==== Document extract

Workplace toxicity spreads into every crevice and cranny and can mean the end of a successful business if not dealt with.

By Chris Ogden, CEO of RubiBlue

Toxic workplaces are common. They’re also destructive and can cause the organisation to lose its best people as they drift off to find companies that won’t put them under such emotional pressure.

A toxic or hostile work environment usually comes with symptoms, like any disease. Lack of enthusiasm and commitment from staff, poor leadership communication, narcissistic managers or leaders, backstabbing and negative attitudes, and high staff turnover.

It also hasn’t been removed during the pandemic. A toxic workplace that’s moved remote is still going to be led by the same people, include the same conversations, and can actually cause some people to feel even more alienated.

Remote working can exacerbate the sense of being left out or losing the chance career build through networking. It can also put people under even more pressure – the economy is complex and challenging and few individuals are in a position to jump ship in search of a new job. This can cause the company to see a rise in workplace sickness, poor performance and negative behaviours.

As a business leader, if you want loyal people, an inspired culture, and a happy workforce that delivers productive results, you’re going to need to identify the toxic elements and systematically sort them out. Otherwise, your business culture will be defined by its toxicity, not by its potential.

 

The toxic factors

Toxic people go out of their way to disrupt other people and they can be found in almost every business. You need to implement measures that derail these individuals, that shift their approaches and thinking so that they either change their behaviour, or leave. If your company doesn’t allow for certain behaviours and attitudes, and if this is embedded into your culture, then toxic people will sit on the outside, not causing strife from the inside.

========
==== Source information

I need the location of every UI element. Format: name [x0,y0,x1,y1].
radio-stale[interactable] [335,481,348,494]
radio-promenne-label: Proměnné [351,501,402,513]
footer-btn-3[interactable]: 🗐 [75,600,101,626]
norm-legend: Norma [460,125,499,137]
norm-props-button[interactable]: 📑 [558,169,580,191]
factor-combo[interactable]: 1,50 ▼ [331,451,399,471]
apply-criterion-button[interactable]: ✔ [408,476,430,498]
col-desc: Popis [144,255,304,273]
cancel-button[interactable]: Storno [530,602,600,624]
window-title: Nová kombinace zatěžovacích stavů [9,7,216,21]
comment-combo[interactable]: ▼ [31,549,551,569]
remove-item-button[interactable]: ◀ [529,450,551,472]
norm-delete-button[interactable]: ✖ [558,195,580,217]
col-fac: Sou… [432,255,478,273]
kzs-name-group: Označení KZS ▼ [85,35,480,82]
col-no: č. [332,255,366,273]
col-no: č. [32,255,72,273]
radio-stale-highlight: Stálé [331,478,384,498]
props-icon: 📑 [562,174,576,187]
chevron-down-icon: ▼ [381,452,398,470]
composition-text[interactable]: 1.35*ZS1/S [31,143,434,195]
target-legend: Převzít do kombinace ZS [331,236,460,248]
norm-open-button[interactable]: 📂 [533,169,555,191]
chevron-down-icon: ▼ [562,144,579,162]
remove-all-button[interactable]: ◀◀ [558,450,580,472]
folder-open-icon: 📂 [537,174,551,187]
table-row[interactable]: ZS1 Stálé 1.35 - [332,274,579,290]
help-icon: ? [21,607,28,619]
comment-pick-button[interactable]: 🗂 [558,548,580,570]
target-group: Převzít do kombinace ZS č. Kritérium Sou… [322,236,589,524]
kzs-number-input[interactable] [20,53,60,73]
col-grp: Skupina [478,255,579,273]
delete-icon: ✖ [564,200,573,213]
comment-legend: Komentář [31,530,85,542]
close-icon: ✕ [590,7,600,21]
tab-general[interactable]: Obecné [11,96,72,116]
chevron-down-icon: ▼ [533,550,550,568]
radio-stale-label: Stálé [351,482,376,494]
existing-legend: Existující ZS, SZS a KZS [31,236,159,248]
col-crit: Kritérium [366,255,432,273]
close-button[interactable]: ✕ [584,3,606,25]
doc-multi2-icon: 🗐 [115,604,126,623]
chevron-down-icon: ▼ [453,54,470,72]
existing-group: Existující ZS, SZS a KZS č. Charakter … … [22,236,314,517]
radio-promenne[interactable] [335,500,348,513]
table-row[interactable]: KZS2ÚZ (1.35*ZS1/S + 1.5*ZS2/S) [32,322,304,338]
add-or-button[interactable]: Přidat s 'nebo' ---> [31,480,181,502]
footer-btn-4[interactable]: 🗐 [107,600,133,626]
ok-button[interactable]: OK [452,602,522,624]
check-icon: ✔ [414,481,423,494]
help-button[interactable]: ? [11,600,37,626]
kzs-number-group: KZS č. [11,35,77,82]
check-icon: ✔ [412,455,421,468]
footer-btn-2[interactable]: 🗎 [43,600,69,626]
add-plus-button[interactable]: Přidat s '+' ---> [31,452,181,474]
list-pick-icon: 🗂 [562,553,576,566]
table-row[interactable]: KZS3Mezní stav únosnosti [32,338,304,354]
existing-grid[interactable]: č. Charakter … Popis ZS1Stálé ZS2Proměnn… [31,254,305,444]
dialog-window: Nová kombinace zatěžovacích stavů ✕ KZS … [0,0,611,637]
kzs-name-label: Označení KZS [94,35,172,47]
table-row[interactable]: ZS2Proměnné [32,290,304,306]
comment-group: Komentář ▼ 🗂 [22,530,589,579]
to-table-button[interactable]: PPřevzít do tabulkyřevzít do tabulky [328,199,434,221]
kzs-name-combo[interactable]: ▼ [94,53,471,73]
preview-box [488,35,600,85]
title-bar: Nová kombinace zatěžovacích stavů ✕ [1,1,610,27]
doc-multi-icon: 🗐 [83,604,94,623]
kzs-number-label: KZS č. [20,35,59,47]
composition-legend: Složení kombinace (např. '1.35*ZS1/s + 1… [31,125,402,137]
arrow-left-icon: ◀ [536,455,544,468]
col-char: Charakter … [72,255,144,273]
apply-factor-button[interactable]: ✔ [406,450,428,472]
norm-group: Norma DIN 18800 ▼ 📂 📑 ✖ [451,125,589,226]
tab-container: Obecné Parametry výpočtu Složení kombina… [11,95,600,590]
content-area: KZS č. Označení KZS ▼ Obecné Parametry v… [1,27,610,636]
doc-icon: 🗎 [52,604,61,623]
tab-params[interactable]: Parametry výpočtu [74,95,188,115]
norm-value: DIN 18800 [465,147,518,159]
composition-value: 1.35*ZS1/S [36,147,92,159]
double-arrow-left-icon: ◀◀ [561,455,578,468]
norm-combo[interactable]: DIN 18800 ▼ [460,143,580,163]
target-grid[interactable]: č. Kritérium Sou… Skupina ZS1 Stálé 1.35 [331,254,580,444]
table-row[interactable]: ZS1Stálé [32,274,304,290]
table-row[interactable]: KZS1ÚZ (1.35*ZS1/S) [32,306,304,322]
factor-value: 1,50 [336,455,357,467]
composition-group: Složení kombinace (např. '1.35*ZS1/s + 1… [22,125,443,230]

========

**Exercise 1**
Answer these questions about the workplace toxicity article:
(a) Who wrote the article, and what role does it give that person?
(b) What three things can remote working cause a company to see a rise in?
(c) In the section "The toxic factors," what two outcomes should the measures against toxic individuals bring about?
**Exercise 2**
Carry on the workplace toxicity article from its last sentence.

**Exercise response 1**
(a) Chris Ogden, CEO of RubiBlue.
(b) Workplace sickness, poor performance and negative behaviours.
(c) The toxic individuals either change their behaviour or leave.

**Exercise response 2**
Money can create a really toxic environment. If this is the only goal of the company. If this is the sole driving force behind every leadership decision. Then this will change how people behave. This type of toxicity is hard to overcome and can seriously impact morale, and even if your company has the most impressive revenue in the world, it can still be sunk by a toxic workplace.

As a leader, it’s also important to create organisation-wide clarity. People need to understand what your business vision is, right from the moment they walk in the doors, and they need to be aligned with what these represent. When you hire new people, don’t just look at their sparkling resume and extraordinary achievements, look at them – find out if their beliefs, attitudes and approaches to others match those that are outlined in your business values. And these values should be everywhere.

Founders values need to be defined early and repeated often. This will create behaviours that embed those values and alienate those behaviours that don’t. If your company doesn’t have any founder values, it isn’t too late. It’s never too late. It may take time for them to trickle through the business and weed out the people who don’t fit, but they will soon form the bedrock of your company and shape how people treat one another. It takes about two years for values to become part of a company and its culture, so talk about them often, recognise those who uphold them, and make them a genuine part of corporate life. A few values stuck on the wall won’t change anything.

A leadership that’s defined by company values, that listens to its people, that recognises and removes toxic behaviours and that can pull people towards a positive and productive future is one that will thrive, no matter what the ‘normal’.